[DATA LISTING]

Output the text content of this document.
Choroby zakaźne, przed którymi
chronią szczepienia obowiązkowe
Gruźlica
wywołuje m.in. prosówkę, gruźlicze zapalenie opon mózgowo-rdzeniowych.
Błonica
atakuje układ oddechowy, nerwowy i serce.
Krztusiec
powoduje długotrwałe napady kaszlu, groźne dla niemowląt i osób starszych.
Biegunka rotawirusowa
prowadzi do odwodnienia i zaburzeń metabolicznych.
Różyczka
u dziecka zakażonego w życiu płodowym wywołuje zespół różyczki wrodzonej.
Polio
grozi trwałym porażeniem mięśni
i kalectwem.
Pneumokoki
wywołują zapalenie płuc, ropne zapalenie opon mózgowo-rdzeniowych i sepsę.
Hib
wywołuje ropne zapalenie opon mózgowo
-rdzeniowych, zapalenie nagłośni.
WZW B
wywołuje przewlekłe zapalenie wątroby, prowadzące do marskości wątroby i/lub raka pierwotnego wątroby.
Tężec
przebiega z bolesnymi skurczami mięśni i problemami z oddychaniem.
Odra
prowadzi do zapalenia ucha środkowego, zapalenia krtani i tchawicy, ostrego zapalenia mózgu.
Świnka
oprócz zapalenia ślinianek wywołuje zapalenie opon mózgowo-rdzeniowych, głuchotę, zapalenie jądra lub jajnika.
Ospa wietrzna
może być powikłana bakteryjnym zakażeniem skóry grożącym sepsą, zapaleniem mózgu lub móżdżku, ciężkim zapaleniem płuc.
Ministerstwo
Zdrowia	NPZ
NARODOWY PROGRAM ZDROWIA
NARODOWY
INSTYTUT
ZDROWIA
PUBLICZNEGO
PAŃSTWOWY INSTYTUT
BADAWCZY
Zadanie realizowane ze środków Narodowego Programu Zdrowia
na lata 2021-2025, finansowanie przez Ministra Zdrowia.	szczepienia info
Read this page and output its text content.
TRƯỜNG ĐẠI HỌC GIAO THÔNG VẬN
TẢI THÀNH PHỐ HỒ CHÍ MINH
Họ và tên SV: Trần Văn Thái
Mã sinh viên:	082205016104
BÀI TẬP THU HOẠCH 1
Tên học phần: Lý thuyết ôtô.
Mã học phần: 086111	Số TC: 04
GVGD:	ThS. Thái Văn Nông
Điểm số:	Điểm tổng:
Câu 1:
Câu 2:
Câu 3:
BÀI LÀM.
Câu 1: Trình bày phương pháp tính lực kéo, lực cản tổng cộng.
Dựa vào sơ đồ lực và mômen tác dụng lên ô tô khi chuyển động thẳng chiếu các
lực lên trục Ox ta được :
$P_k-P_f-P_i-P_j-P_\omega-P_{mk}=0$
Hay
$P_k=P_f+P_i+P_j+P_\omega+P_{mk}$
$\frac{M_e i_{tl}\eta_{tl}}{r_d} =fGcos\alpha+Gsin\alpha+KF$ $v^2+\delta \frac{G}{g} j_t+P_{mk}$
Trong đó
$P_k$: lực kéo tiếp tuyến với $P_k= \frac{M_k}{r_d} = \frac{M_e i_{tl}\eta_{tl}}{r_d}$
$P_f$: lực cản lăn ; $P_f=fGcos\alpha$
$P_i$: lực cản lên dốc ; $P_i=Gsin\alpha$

[WHAT YOU SHOULD DO]
Write out all records exactly, keeping every detail.

[WRITTEN RESPONSE]
Output the text content of this document.
Choroby zakaźne, przed którymi
chronią szczepienia obowiązkowe
Gruźlica
wywołuje m.in. prosówkę, gruźlicze zapalenie opon mózgowo-rdzeniowych.
Błonica
atakuje układ oddechowy, nerwowy i serce.
Krztusiec
powoduje długotrwałe napady kaszlu, groźne dla niemowląt i osób starszych.
Biegunka rotawirusowa
prowadzi do odwodnienia i zaburzeń metabolicznych.
Różyczka
u dziecka zakażonego w życiu płodowym wywołuje zespół różyczki wrodzonej.
Polio
grozi trwałym porażeniem mięśni
i kalectwem.
Pneumokoki
wywołują zapalenie płuc, ropne zapalenie opon mózgowo-rdzeniowych i sepsę.
Hib
wywołuje ropne zapalenie opon mózgowo
-rdzeniowych, zapalenie nagłośni.
WZW B
wywołuje przewlekłe zapalenie wątroby, prowadzące do marskości wątroby i/lub raka pierwotnego wątroby.
Tężec
przebiega z bolesnymi skurczami mięśni i problemami z oddychaniem.
Odra
prowadzi do zapalenia ucha środkowego, zapalenia krtani i tchawicy, ostrego zapalenia mózgu.
Świnka
oprócz zapalenia ślinianek wywołuje zapalenie opon mózgowo-rdzeniowych, głuchotę, zapalenie jądra lub jajnika.
Ospa wietrzna
może być powikłana bakteryjnym zakażeniem skóry grożącym sepsą, zapaleniem mózgu lub móżdżku, ciężkim zapaleniem płuc.
Ministerstwo
Zdrowia	NPZ
NARODOWY PROGRAM ZDROWIA
NARODOWY
INSTYTUT
ZDROWIA
PUBLICZNEGO
PAŃSTWOWY INSTYTUT
BADAWCZY
Zadanie realizowane ze środków Narodowego Programu Zdrowia
na lata 2021-2025, finansowanie przez Ministra Zdrowia.	szczepienia info
Read this page and output its text content.
TRƯỜNG ĐẠI HỌC GIAO THÔNG VẬN
TẢI THÀNH PHỐ HỒ CHÍ MINH
Họ và tên SV: Trần Văn Thái
Mã sinh viên:	082205016104
BÀI TẬP THU HOẠCH 1
Tên học phần: Lý thuyết ôtô.
Mã học phần: 086111	Số TC: 04
GVGD:	ThS. Thái Văn Nông
Điểm số:	Điểm tổng:
Câu 1:
Câu 2:
Câu 3:
BÀI LÀM.
Câu 1: Trình bày phương pháp tính lực kéo, lực cản tổng cộng.
Dựa vào sơ đồ lực và mômen tác dụng lên ô tô khi chuyển động thẳng chiếu các
lực lên trục Ox ta được :
$P_k-P_f-P_i-P_j-P_\omega-P_{mk}=0$
Hay
$P_k=P_f+P_i+P_j+P_\omega+P_{mk}$
$\frac{M_e i_{tl}\eta_{tl}}{r_d} =fGcos\alpha+Gsin\alpha+KF$ $v^2+\delta \frac{G}{g} j_t+P_{mk}$
Trong đó
$P_k$: lực kéo tiếp tuyến với $P_k= \frac{M_k}{r_d} = \frac{M_e i_{tl}\eta_{tl}}{r_d}$
$P_f$: lực cản lăn ; $P_f=fGcos\alpha$
$P_i$: lực cản lên dốc ; $P_i=Gsin\alpha$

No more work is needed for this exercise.